Records supplied:
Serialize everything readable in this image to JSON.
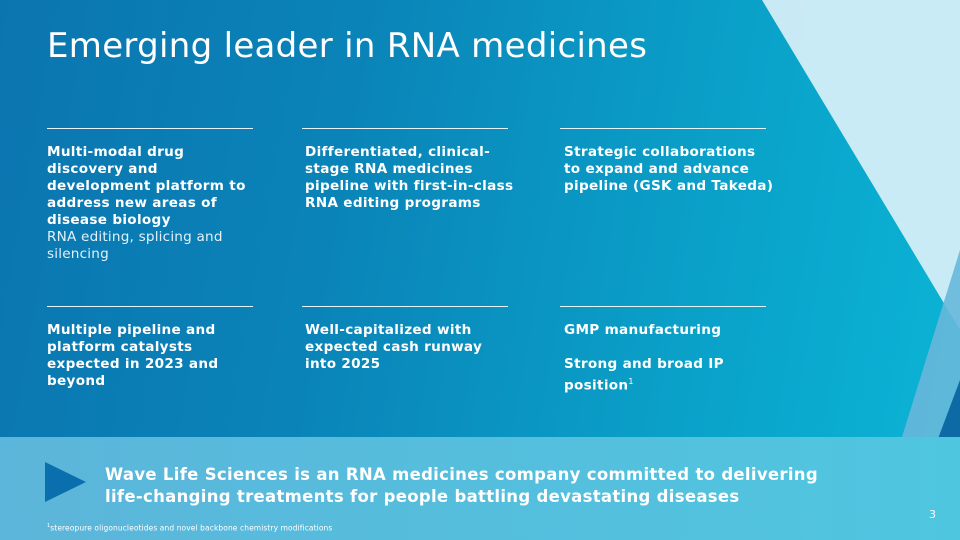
{
  "slide": {
    "title": "Emerging leader in RNA medicines",
    "blocks": [
      {
        "heading": "Multi-modal drug discovery and development platform to address new areas of disease biology",
        "sub": "RNA editing, splicing and silencing"
      },
      {
        "heading": "Differentiated, clinical-stage RNA medicines pipeline with first-in-class RNA editing programs"
      },
      {
        "heading": "Strategic collaborations to expand and advance pipeline (GSK and Takeda)"
      },
      {
        "heading": "Multiple pipeline and platform catalysts expected in 2023 and beyond"
      },
      {
        "heading": "Well-capitalized with expected cash runway into 2025"
      },
      {
        "heading": "GMP manufacturing",
        "heading2": "Strong and broad IP position",
        "heading2_sup": "1"
      }
    ],
    "tagline": "Wave Life Sciences is an RNA medicines company committed to delivering life-changing treatments for people battling devastating diseases",
    "page_number": "3",
    "footnote_marker": "1",
    "footnote": "stereopure oligonucleotides and novel backbone chemistry modifications"
  },
  "colors": {
    "background_start": "#0b75b0",
    "background_end": "#0bb5d6",
    "banner": "#55bedd",
    "arrow": "#0a6fad",
    "text": "#ffffff"
  },
  "icons": {
    "banner_marker": "triangle-arrow-icon"
  }
}
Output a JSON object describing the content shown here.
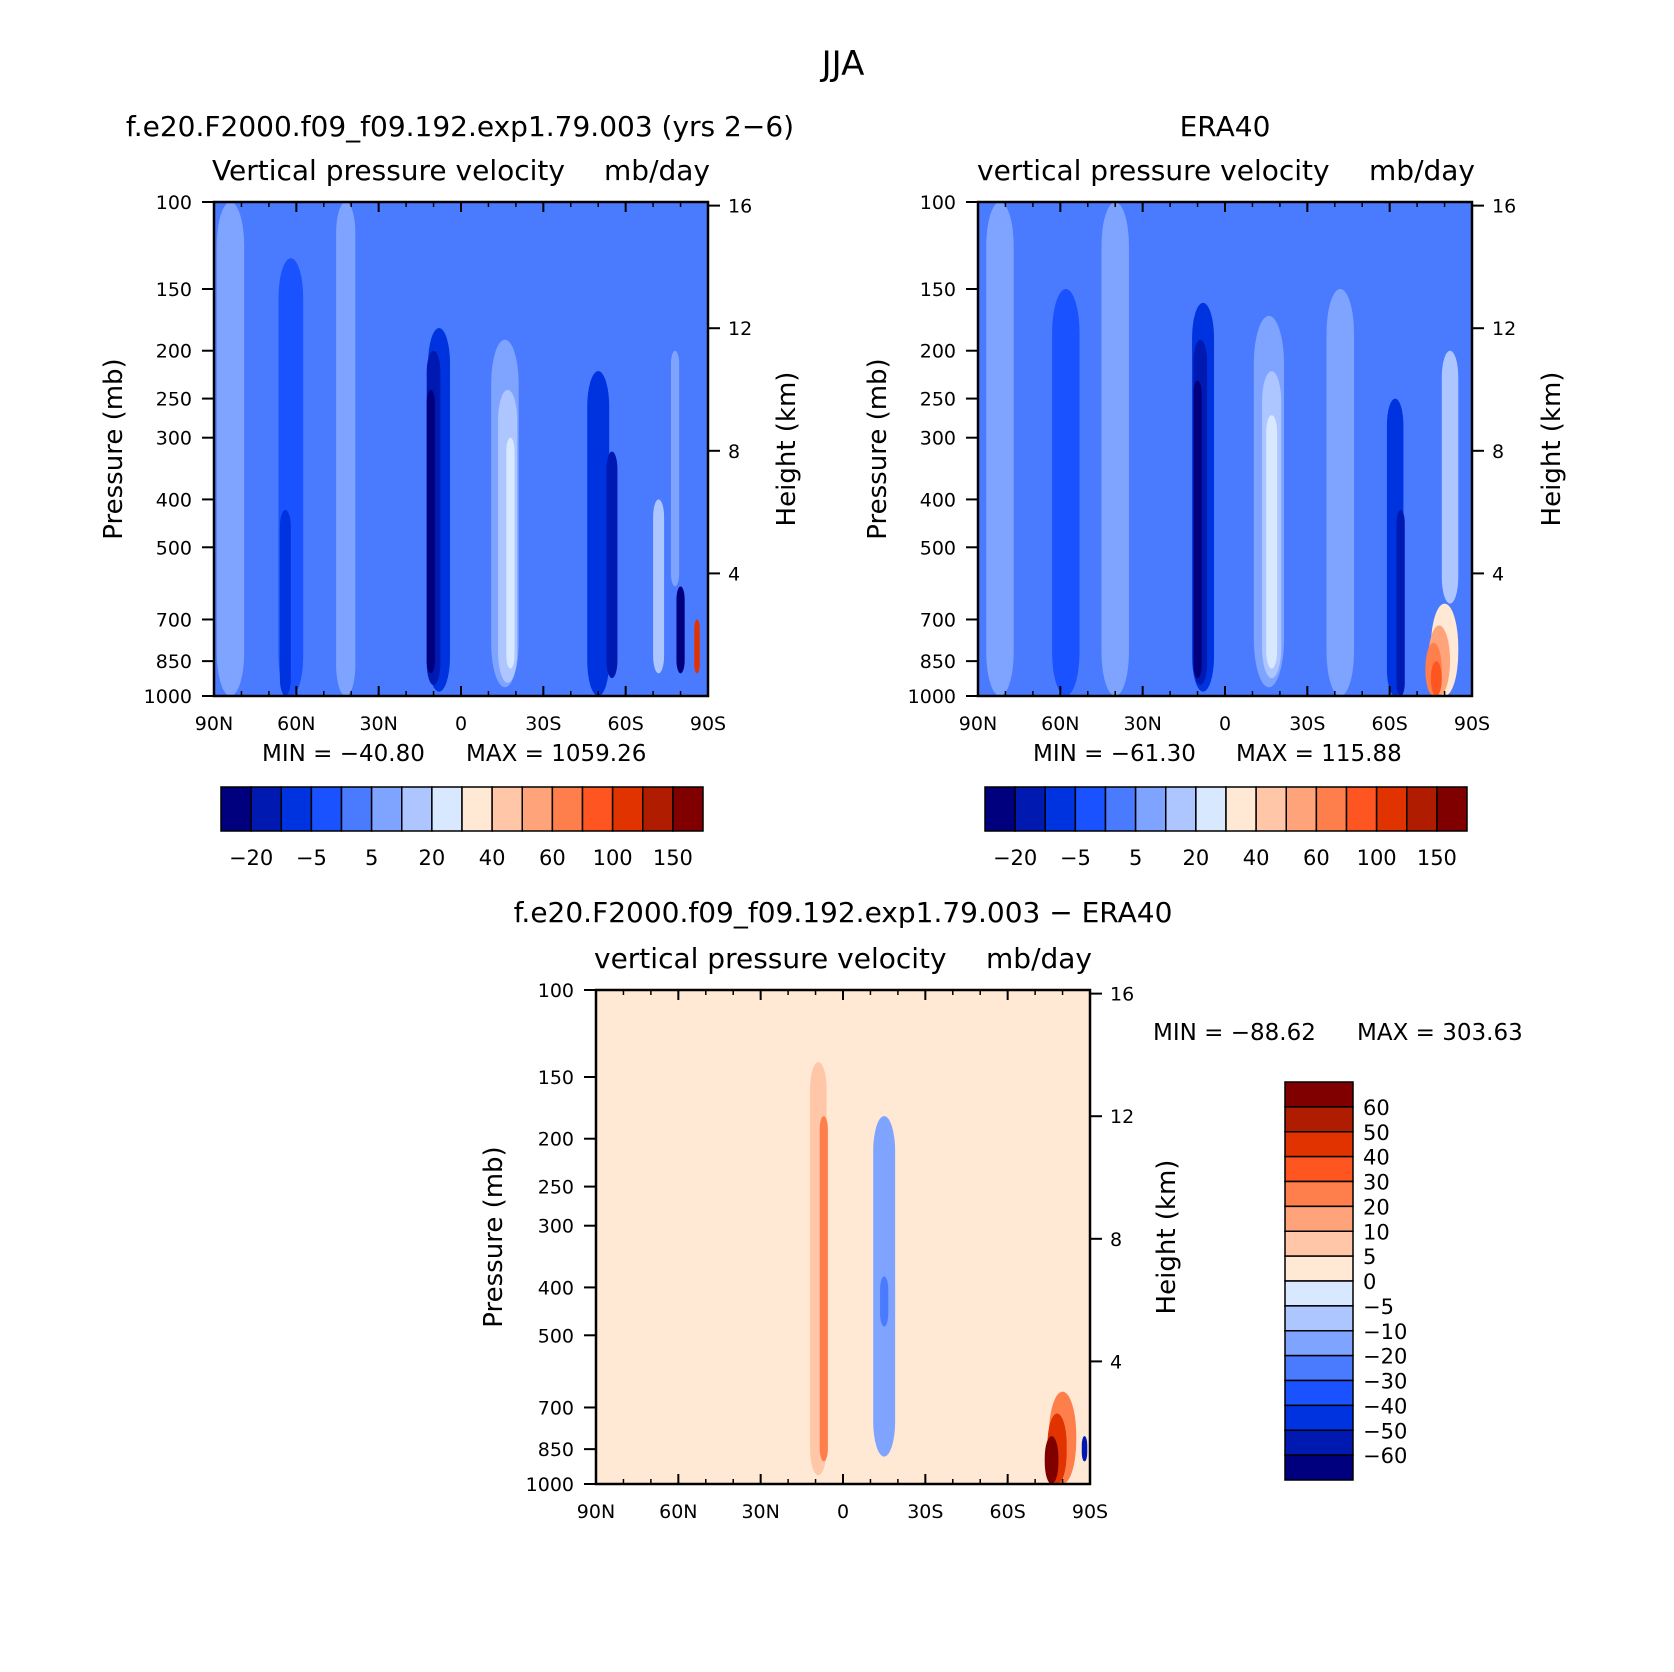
{
  "figure": {
    "title": "JJA"
  },
  "chart_data": [
    {
      "type": "heatmap",
      "panel_title": "f.e20.F2000.f09_f09.192.exp1.79.003 (yrs 2-6)",
      "title": "Vertical pressure velocity",
      "units": "mb/day",
      "xlabel": "",
      "ylabel": "Pressure (mb)",
      "y2label": "Height (km)",
      "x_ticks": [
        "90N",
        "60N",
        "30N",
        "0",
        "30S",
        "60S",
        "90S"
      ],
      "y_ticks": [
        "100",
        "150",
        "200",
        "250",
        "300",
        "400",
        "500",
        "700",
        "850",
        "1000"
      ],
      "y2_ticks": [
        "16",
        "12",
        "8",
        "4"
      ],
      "xlim": [
        90,
        -90
      ],
      "ylim": [
        1000,
        100
      ],
      "y_scale": "log",
      "min_label": "MIN = -40.80",
      "max_label": "MAX = 1059.26",
      "levels": [
        "-20",
        "-5",
        "5",
        "20",
        "40",
        "60",
        "100",
        "150"
      ],
      "colorbar": {
        "orientation": "horizontal",
        "colors": [
          "#00007f",
          "#0019b0",
          "#0033e0",
          "#1a52ff",
          "#4a7bff",
          "#7fa4ff",
          "#adc6ff",
          "#d7e8ff",
          "#ffe8d4",
          "#ffc7a8",
          "#ffa47a",
          "#ff7f4c",
          "#ff5520",
          "#e03300",
          "#b01c00",
          "#800000"
        ],
        "labels": [
          "-20",
          "-5",
          "5",
          "20",
          "40",
          "60",
          "100",
          "150"
        ]
      },
      "features": [
        {
          "lat": 84,
          "ptop": 100,
          "pbot": 1000,
          "width": 10,
          "level": 5
        },
        {
          "lat": 62,
          "ptop": 130,
          "pbot": 1000,
          "width": 9,
          "level": 3
        },
        {
          "lat": 64,
          "ptop": 420,
          "pbot": 1000,
          "width": 4,
          "level": 2
        },
        {
          "lat": 42,
          "ptop": 100,
          "pbot": 1000,
          "width": 7,
          "level": 5
        },
        {
          "lat": 8,
          "ptop": 180,
          "pbot": 980,
          "width": 8,
          "level": 2
        },
        {
          "lat": 10,
          "ptop": 200,
          "pbot": 950,
          "width": 5,
          "level": 1
        },
        {
          "lat": 11,
          "ptop": 240,
          "pbot": 900,
          "width": 3,
          "level": 0
        },
        {
          "lat": -16,
          "ptop": 190,
          "pbot": 960,
          "width": 10,
          "level": 5
        },
        {
          "lat": -17,
          "ptop": 240,
          "pbot": 940,
          "width": 7,
          "level": 6
        },
        {
          "lat": -18,
          "ptop": 300,
          "pbot": 880,
          "width": 3,
          "level": 7
        },
        {
          "lat": -50,
          "ptop": 220,
          "pbot": 1000,
          "width": 8,
          "level": 2
        },
        {
          "lat": -55,
          "ptop": 320,
          "pbot": 920,
          "width": 4,
          "level": 1
        },
        {
          "lat": -72,
          "ptop": 400,
          "pbot": 900,
          "width": 4,
          "level": 6
        },
        {
          "lat": -80,
          "ptop": 600,
          "pbot": 900,
          "width": 3,
          "level": 0
        },
        {
          "lat": -86,
          "ptop": 700,
          "pbot": 900,
          "width": 2,
          "level": 13
        },
        {
          "lat": -78,
          "ptop": 200,
          "pbot": 600,
          "width": 3,
          "level": 5
        }
      ]
    },
    {
      "type": "heatmap",
      "panel_title": "ERA40",
      "title": "vertical pressure velocity",
      "units": "mb/day",
      "xlabel": "",
      "ylabel": "Pressure (mb)",
      "y2label": "Height (km)",
      "x_ticks": [
        "90N",
        "60N",
        "30N",
        "0",
        "30S",
        "60S",
        "90S"
      ],
      "y_ticks": [
        "100",
        "150",
        "200",
        "250",
        "300",
        "400",
        "500",
        "700",
        "850",
        "1000"
      ],
      "y2_ticks": [
        "16",
        "12",
        "8",
        "4"
      ],
      "xlim": [
        90,
        -90
      ],
      "ylim": [
        1000,
        100
      ],
      "y_scale": "log",
      "min_label": "MIN = -61.30",
      "max_label": "MAX = 115.88",
      "levels": [
        "-20",
        "-5",
        "5",
        "20",
        "40",
        "60",
        "100",
        "150"
      ],
      "colorbar": {
        "orientation": "horizontal",
        "colors": [
          "#00007f",
          "#0019b0",
          "#0033e0",
          "#1a52ff",
          "#4a7bff",
          "#7fa4ff",
          "#adc6ff",
          "#d7e8ff",
          "#ffe8d4",
          "#ffc7a8",
          "#ffa47a",
          "#ff7f4c",
          "#ff5520",
          "#e03300",
          "#b01c00",
          "#800000"
        ],
        "labels": [
          "-20",
          "-5",
          "5",
          "20",
          "40",
          "60",
          "100",
          "150"
        ]
      },
      "features": [
        {
          "lat": 82,
          "ptop": 100,
          "pbot": 1000,
          "width": 10,
          "level": 5
        },
        {
          "lat": 58,
          "ptop": 150,
          "pbot": 1000,
          "width": 10,
          "level": 3
        },
        {
          "lat": 40,
          "ptop": 100,
          "pbot": 1000,
          "width": 10,
          "level": 5
        },
        {
          "lat": 8,
          "ptop": 160,
          "pbot": 980,
          "width": 8,
          "level": 2
        },
        {
          "lat": 9,
          "ptop": 190,
          "pbot": 950,
          "width": 5,
          "level": 1
        },
        {
          "lat": 10,
          "ptop": 230,
          "pbot": 920,
          "width": 3,
          "level": 0
        },
        {
          "lat": -16,
          "ptop": 170,
          "pbot": 960,
          "width": 11,
          "level": 5
        },
        {
          "lat": -17,
          "ptop": 220,
          "pbot": 920,
          "width": 7,
          "level": 6
        },
        {
          "lat": -17,
          "ptop": 270,
          "pbot": 880,
          "width": 4,
          "level": 7
        },
        {
          "lat": -42,
          "ptop": 150,
          "pbot": 1000,
          "width": 10,
          "level": 5
        },
        {
          "lat": -62,
          "ptop": 250,
          "pbot": 1000,
          "width": 6,
          "level": 2
        },
        {
          "lat": -64,
          "ptop": 420,
          "pbot": 1000,
          "width": 3,
          "level": 1
        },
        {
          "lat": -82,
          "ptop": 200,
          "pbot": 650,
          "width": 6,
          "level": 6
        },
        {
          "lat": -80,
          "ptop": 650,
          "pbot": 1000,
          "width": 10,
          "level": 8
        },
        {
          "lat": -78,
          "ptop": 720,
          "pbot": 1000,
          "width": 8,
          "level": 10
        },
        {
          "lat": -76,
          "ptop": 780,
          "pbot": 1000,
          "width": 6,
          "level": 11
        },
        {
          "lat": -77,
          "ptop": 850,
          "pbot": 1000,
          "width": 4,
          "level": 12
        }
      ]
    },
    {
      "type": "heatmap",
      "panel_title": "f.e20.F2000.f09_f09.192.exp1.79.003 - ERA40",
      "title": "vertical pressure velocity",
      "units": "mb/day",
      "xlabel": "",
      "ylabel": "Pressure (mb)",
      "y2label": "Height (km)",
      "x_ticks": [
        "90N",
        "60N",
        "30N",
        "0",
        "30S",
        "60S",
        "90S"
      ],
      "y_ticks": [
        "100",
        "150",
        "200",
        "250",
        "300",
        "400",
        "500",
        "700",
        "850",
        "1000"
      ],
      "y2_ticks": [
        "16",
        "12",
        "8",
        "4"
      ],
      "xlim": [
        90,
        -90
      ],
      "ylim": [
        1000,
        100
      ],
      "y_scale": "log",
      "min_label": "MIN = -88.62",
      "max_label": "MAX = 303.63",
      "levels": [
        "60",
        "50",
        "40",
        "30",
        "20",
        "10",
        "5",
        "0",
        "-5",
        "-10",
        "-20",
        "-30",
        "-40",
        "-50",
        "-60"
      ],
      "colorbar": {
        "orientation": "vertical",
        "colors": [
          "#800000",
          "#b01c00",
          "#e03300",
          "#ff5520",
          "#ff7f4c",
          "#ffa47a",
          "#ffc7a8",
          "#ffe8d4",
          "#d7e8ff",
          "#adc6ff",
          "#7fa4ff",
          "#4a7bff",
          "#1a52ff",
          "#0033e0",
          "#0019b0",
          "#00007f"
        ],
        "labels": [
          "60",
          "50",
          "40",
          "30",
          "20",
          "10",
          "5",
          "0",
          "-5",
          "-10",
          "-20",
          "-30",
          "-40",
          "-50",
          "-60"
        ]
      },
      "features": [
        {
          "lat": 75,
          "ptop": 100,
          "pbot": 1000,
          "width": 8,
          "level": 8
        },
        {
          "lat": 55,
          "ptop": 140,
          "pbot": 1000,
          "width": 6,
          "level": 8
        },
        {
          "lat": 22,
          "ptop": 110,
          "pbot": 1000,
          "width": 9,
          "level": 8
        },
        {
          "lat": 9,
          "ptop": 140,
          "pbot": 960,
          "width": 6,
          "level": 9
        },
        {
          "lat": 7,
          "ptop": 180,
          "pbot": 900,
          "width": 3,
          "level": 11
        },
        {
          "lat": -15,
          "ptop": 180,
          "pbot": 880,
          "width": 8,
          "level": 5
        },
        {
          "lat": -15,
          "ptop": 380,
          "pbot": 480,
          "width": 3,
          "level": 4
        },
        {
          "lat": -45,
          "ptop": 110,
          "pbot": 1000,
          "width": 12,
          "level": 8
        },
        {
          "lat": -70,
          "ptop": 110,
          "pbot": 400,
          "width": 8,
          "level": 8
        },
        {
          "lat": -80,
          "ptop": 650,
          "pbot": 1000,
          "width": 10,
          "level": 11
        },
        {
          "lat": -78,
          "ptop": 720,
          "pbot": 1000,
          "width": 7,
          "level": 13
        },
        {
          "lat": -76,
          "ptop": 800,
          "pbot": 1000,
          "width": 5,
          "level": 15
        },
        {
          "lat": -88,
          "ptop": 800,
          "pbot": 900,
          "width": 2,
          "level": 1
        }
      ]
    }
  ]
}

Requirements: Find the lines above holding the word "JSON" and show them.

Answer in full:
Serialize everything readable in this image to JSON.
Output a JSON object describing the content shown here.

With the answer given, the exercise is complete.